-- Start Dataset --

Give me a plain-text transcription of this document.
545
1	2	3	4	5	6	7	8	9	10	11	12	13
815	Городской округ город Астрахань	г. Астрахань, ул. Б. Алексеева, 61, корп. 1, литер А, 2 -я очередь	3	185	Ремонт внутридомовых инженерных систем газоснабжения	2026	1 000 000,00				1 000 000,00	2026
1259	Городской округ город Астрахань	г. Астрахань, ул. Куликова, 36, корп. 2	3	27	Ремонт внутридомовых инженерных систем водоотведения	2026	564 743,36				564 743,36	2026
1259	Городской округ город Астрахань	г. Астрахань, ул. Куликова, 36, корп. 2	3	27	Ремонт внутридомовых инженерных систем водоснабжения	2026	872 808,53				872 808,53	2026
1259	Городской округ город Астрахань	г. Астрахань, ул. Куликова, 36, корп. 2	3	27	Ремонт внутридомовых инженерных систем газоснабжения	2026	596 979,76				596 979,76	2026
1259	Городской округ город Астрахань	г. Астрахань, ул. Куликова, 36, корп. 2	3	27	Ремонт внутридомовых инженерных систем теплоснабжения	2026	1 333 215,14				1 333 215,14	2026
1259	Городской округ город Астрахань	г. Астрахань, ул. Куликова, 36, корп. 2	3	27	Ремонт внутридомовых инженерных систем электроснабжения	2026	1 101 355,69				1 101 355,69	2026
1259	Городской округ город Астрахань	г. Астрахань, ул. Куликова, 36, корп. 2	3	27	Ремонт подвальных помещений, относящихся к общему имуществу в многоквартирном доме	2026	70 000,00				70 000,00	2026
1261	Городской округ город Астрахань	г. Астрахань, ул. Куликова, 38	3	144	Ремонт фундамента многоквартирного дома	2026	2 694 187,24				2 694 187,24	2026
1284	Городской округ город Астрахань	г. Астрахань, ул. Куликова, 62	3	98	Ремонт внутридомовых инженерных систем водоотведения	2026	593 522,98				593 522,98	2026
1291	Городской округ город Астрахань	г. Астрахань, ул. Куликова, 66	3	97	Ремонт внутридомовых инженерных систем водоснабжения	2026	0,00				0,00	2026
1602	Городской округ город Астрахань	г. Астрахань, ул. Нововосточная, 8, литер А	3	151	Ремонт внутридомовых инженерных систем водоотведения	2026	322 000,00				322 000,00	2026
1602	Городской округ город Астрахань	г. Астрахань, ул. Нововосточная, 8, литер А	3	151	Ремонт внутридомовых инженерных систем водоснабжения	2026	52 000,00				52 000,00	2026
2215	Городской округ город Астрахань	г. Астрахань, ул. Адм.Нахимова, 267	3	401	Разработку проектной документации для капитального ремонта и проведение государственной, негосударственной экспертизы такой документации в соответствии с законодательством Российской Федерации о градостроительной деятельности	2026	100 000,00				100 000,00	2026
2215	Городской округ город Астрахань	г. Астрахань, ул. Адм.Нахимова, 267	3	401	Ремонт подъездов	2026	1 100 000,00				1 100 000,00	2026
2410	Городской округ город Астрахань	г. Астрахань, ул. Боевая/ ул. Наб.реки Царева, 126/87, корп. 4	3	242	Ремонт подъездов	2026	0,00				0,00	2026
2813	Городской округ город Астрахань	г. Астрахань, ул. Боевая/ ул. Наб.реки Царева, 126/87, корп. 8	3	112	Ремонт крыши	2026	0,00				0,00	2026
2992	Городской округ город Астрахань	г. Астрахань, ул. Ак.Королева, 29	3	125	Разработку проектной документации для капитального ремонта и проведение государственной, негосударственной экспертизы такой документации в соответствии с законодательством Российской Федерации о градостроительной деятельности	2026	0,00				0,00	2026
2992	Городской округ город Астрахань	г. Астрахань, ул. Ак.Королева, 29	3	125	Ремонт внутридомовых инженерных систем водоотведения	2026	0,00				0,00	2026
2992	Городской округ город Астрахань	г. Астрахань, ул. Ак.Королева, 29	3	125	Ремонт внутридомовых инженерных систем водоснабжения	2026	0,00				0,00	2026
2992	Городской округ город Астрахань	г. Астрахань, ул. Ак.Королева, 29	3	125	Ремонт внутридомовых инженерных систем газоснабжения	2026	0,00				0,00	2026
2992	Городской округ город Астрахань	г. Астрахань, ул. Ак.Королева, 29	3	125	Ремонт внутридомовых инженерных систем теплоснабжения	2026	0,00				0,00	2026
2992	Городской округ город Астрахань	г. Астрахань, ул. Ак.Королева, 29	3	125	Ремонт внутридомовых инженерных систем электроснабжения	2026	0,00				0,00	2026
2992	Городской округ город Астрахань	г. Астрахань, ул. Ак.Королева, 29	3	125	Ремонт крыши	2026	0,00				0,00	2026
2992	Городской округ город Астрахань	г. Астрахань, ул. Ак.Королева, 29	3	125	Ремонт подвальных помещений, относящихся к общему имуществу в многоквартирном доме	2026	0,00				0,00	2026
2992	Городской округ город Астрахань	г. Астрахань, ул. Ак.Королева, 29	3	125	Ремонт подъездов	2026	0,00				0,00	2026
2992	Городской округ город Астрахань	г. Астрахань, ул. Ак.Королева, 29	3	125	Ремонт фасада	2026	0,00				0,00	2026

-- End Dataset --

* **Aim**:
Give an exact repetition of all the material.

* **Full solution**:
Give me a plain-text transcription of this document.
545
1	2	3	4	5	6	7	8	9	10	11	12	13
815	Городской округ город Астрахань	г. Астрахань, ул. Б. Алексеева, 61, корп. 1, литер А, 2 -я очередь	3	185	Ремонт внутридомовых инженерных систем газоснабжения	2026	1 000 000,00				1 000 000,00	2026
1259	Городской округ город Астрахань	г. Астрахань, ул. Куликова, 36, корп. 2	3	27	Ремонт внутридомовых инженерных систем водоотведения	2026	564 743,36				564 743,36	2026
1259	Городской округ город Астрахань	г. Астрахань, ул. Куликова, 36, корп. 2	3	27	Ремонт внутридомовых инженерных систем водоснабжения	2026	872 808,53				872 808,53	2026
1259	Городской округ город Астрахань	г. Астрахань, ул. Куликова, 36, корп. 2	3	27	Ремонт внутридомовых инженерных систем газоснабжения	2026	596 979,76				596 979,76	2026
1259	Городской округ город Астрахань	г. Астрахань, ул. Куликова, 36, корп. 2	3	27	Ремонт внутридомовых инженерных систем теплоснабжения	2026	1 333 215,14				1 333 215,14	2026
1259	Городской округ город Астрахань	г. Астрахань, ул. Куликова, 36, корп. 2	3	27	Ремонт внутридомовых инженерных систем электроснабжения	2026	1 101 355,69				1 101 355,69	2026
1259	Городской округ город Астрахань	г. Астрахань, ул. Куликова, 36, корп. 2	3	27	Ремонт подвальных помещений, относящихся к общему имуществу в многоквартирном доме	2026	70 000,00				70 000,00	2026
1261	Городской округ город Астрахань	г. Астрахань, ул. Куликова, 38	3	144	Ремонт фундамента многоквартирного дома	2026	2 694 187,24				2 694 187,24	2026
1284	Городской округ город Астрахань	г. Астрахань, ул. Куликова, 62	3	98	Ремонт внутридомовых инженерных систем водоотведения	2026	593 522,98				593 522,98	2026
1291	Городской округ город Астрахань	г. Астрахань, ул. Куликова, 66	3	97	Ремонт внутридомовых инженерных систем водоснабжения	2026	0,00				0,00	2026
1602	Городской округ город Астрахань	г. Астрахань, ул. Нововосточная, 8, литер А	3	151	Ремонт внутридомовых инженерных систем водоотведения	2026	322 000,00				322 000,00	2026
1602	Городской округ город Астрахань	г. Астрахань, ул. Нововосточная, 8, литер А	3	151	Ремонт внутридомовых инженерных систем водоснабжения	2026	52 000,00				52 000,00	2026
2215	Городской округ город Астрахань	г. Астрахань, ул. Адм.Нахимова, 267	3	401	Разработку проектной документации для капитального ремонта и проведение государственной, негосударственной экспертизы такой документации в соответствии с законодательством Российской Федерации о градостроительной деятельности	2026	100 000,00				100 000,00	2026
2215	Городской округ город Астрахань	г. Астрахань, ул. Адм.Нахимова, 267	3	401	Ремонт подъездов	2026	1 100 000,00				1 100 000,00	2026
2410	Городской округ город Астрахань	г. Астрахань, ул. Боевая/ ул. Наб.реки Царева, 126/87, корп. 4	3	242	Ремонт подъездов	2026	0,00				0,00	2026
2813	Городской округ город Астрахань	г. Астрахань, ул. Боевая/ ул. Наб.реки Царева, 126/87, корп. 8	3	112	Ремонт крыши	2026	0,00				0,00	2026
2992	Городской округ город Астрахань	г. Астрахань, ул. Ак.Королева, 29	3	125	Разработку проектной документации для капитального ремонта и проведение государственной, негосударственной экспертизы такой документации в соответствии с законодательством Российской Федерации о градостроительной деятельности	2026	0,00				0,00	2026
2992	Городской округ город Астрахань	г. Астрахань, ул. Ак.Королева, 29	3	125	Ремонт внутридомовых инженерных систем водоотведения	2026	0,00				0,00	2026
2992	Городской округ город Астрахань	г. Астрахань, ул. Ак.Королева, 29	3	125	Ремонт внутридомовых инженерных систем водоснабжения	2026	0,00				0,00	2026
2992	Городской округ город Астрахань	г. Астрахань, ул. Ак.Королева, 29	3	125	Ремонт внутридомовых инженерных систем газоснабжения	2026	0,00				0,00	2026
2992	Городской округ город Астрахань	г. Астрахань, ул. Ак.Королева, 29	3	125	Ремонт внутридомовых инженерных систем теплоснабжения	2026	0,00				0,00	2026
2992	Городской округ город Астрахань	г. Астрахань, ул. Ак.Королева, 29	3	125	Ремонт внутридомовых инженерных систем электроснабжения	2026	0,00				0,00	2026
2992	Городской округ город Астрахань	г. Астрахань, ул. Ак.Королева, 29	3	125	Ремонт крыши	2026	0,00				0,00	2026
2992	Городской округ город Астрахань	г. Астрахань, ул. Ак.Королева, 29	3	125	Ремонт подвальных помещений, относящихся к общему имуществу в многоквартирном доме	2026	0,00				0,00	2026
2992	Городской округ город Астрахань	г. Астрахань, ул. Ак.Королева, 29	3	125	Ремонт подъездов	2026	0,00				0,00	2026
2992	Городской округ город Астрахань	г. Астрахань, ул. Ак.Королева, 29	3	125	Ремонт фасада	2026	0,00				0,00	2026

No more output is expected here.